> **DIRECTIONS FOR THIS TASK**
Copy the listing below verbatim, every line from start to end.

> **ENTRIES SHOWN**
....

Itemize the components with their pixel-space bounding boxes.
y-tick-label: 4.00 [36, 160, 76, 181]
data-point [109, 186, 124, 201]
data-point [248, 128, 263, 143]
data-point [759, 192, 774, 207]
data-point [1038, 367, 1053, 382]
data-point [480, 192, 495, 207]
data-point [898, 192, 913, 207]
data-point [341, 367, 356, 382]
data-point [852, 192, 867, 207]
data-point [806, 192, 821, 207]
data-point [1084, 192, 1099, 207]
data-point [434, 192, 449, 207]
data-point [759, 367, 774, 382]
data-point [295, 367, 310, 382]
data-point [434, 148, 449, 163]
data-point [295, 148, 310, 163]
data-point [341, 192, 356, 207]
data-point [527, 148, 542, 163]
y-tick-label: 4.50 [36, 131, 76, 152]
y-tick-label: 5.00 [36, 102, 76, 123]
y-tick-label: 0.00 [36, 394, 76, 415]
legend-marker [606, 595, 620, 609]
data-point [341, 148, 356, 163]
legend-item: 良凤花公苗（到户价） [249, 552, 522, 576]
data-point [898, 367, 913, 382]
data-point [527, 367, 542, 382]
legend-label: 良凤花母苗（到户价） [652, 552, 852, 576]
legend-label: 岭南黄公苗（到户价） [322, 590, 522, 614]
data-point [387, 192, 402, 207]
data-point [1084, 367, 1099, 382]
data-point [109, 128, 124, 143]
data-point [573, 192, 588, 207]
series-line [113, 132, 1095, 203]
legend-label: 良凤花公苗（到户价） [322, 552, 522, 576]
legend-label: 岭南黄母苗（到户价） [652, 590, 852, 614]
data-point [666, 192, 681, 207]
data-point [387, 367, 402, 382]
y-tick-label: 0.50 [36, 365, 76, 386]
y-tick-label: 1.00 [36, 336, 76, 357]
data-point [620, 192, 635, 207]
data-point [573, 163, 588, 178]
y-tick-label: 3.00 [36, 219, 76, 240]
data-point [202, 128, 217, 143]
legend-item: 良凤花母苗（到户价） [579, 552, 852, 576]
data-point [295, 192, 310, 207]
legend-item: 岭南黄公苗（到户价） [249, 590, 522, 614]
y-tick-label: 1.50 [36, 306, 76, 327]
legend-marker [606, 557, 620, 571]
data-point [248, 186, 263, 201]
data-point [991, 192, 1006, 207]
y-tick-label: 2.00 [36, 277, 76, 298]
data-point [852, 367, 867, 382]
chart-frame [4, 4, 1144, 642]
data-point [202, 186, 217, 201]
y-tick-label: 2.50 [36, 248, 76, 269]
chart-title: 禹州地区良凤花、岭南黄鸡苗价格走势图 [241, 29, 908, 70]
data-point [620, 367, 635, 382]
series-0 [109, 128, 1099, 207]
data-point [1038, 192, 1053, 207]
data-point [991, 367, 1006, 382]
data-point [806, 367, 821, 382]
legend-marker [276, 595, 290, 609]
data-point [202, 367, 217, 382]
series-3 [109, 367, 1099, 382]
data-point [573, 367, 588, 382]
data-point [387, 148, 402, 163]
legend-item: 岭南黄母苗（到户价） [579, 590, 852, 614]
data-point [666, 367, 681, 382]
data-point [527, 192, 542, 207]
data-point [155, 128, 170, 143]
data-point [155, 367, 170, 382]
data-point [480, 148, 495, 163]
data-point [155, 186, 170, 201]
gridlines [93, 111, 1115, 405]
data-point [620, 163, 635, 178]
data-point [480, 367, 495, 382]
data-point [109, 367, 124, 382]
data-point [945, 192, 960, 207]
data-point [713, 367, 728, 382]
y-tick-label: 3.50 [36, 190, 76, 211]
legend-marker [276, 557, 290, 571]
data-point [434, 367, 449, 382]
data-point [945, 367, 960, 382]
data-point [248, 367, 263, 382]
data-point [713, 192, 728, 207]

....

> **RESULT OF THIS EXERCISE**
Itemize the components with their pixel-space bounding boxes.
y-tick-label: 4.00 [36, 160, 76, 181]
data-point [109, 186, 124, 201]
data-point [248, 128, 263, 143]
data-point [759, 192, 774, 207]
data-point [1038, 367, 1053, 382]
data-point [480, 192, 495, 207]
data-point [898, 192, 913, 207]
data-point [341, 367, 356, 382]
data-point [852, 192, 867, 207]
data-point [806, 192, 821, 207]
data-point [1084, 192, 1099, 207]
data-point [434, 192, 449, 207]
data-point [759, 367, 774, 382]
data-point [295, 367, 310, 382]
data-point [434, 148, 449, 163]
data-point [295, 148, 310, 163]
data-point [341, 192, 356, 207]
data-point [527, 148, 542, 163]
y-tick-label: 4.50 [36, 131, 76, 152]
y-tick-label: 5.00 [36, 102, 76, 123]
y-tick-label: 0.00 [36, 394, 76, 415]
legend-marker [606, 595, 620, 609]
data-point [341, 148, 356, 163]
legend-item: 良凤花公苗（到户价） [249, 552, 522, 576]
data-point [898, 367, 913, 382]
data-point [527, 367, 542, 382]
legend-label: 良凤花母苗（到户价） [652, 552, 852, 576]
legend-label: 岭南黄公苗（到户价） [322, 590, 522, 614]
data-point [387, 192, 402, 207]
data-point [1084, 367, 1099, 382]
data-point [109, 128, 124, 143]
data-point [573, 192, 588, 207]
series-line [113, 132, 1095, 203]
legend-label: 良凤花公苗（到户价） [322, 552, 522, 576]
legend-label: 岭南黄母苗（到户价） [652, 590, 852, 614]
data-point [666, 192, 681, 207]
data-point [387, 367, 402, 382]
y-tick-label: 0.50 [36, 365, 76, 386]
y-tick-label: 1.00 [36, 336, 76, 357]
data-point [620, 192, 635, 207]
data-point [573, 163, 588, 178]
y-tick-label: 3.00 [36, 219, 76, 240]
data-point [202, 128, 217, 143]
legend-item: 良凤花母苗（到户价） [579, 552, 852, 576]
data-point [295, 192, 310, 207]
legend-item: 岭南黄公苗（到户价） [249, 590, 522, 614]
y-tick-label: 1.50 [36, 306, 76, 327]
legend-marker [606, 557, 620, 571]
data-point [248, 186, 263, 201]
data-point [991, 192, 1006, 207]
y-tick-label: 2.00 [36, 277, 76, 298]
data-point [852, 367, 867, 382]
chart-frame [4, 4, 1144, 642]
data-point [202, 186, 217, 201]
y-tick-label: 2.50 [36, 248, 76, 269]
chart-title: 禹州地区良凤花、岭南黄鸡苗价格走势图 [241, 29, 908, 70]
data-point [620, 367, 635, 382]
series-0 [109, 128, 1099, 207]
data-point [1038, 192, 1053, 207]
data-point [991, 367, 1006, 382]
data-point [806, 367, 821, 382]
legend-marker [276, 595, 290, 609]
data-point [202, 367, 217, 382]
series-3 [109, 367, 1099, 382]
data-point [573, 367, 588, 382]
data-point [387, 148, 402, 163]
legend-item: 岭南黄母苗（到户价） [579, 590, 852, 614]
data-point [666, 367, 681, 382]
data-point [527, 192, 542, 207]
data-point [155, 128, 170, 143]
data-point [155, 367, 170, 382]
data-point [480, 148, 495, 163]
data-point [155, 186, 170, 201]
gridlines [93, 111, 1115, 405]
data-point [620, 163, 635, 178]
data-point [480, 367, 495, 382]
data-point [109, 367, 124, 382]
data-point [945, 192, 960, 207]
data-point [713, 367, 728, 382]
y-tick-label: 3.50 [36, 190, 76, 211]
legend-marker [276, 557, 290, 571]
data-point [434, 367, 449, 382]
data-point [945, 367, 960, 382]
data-point [248, 367, 263, 382]
data-point [713, 192, 728, 207]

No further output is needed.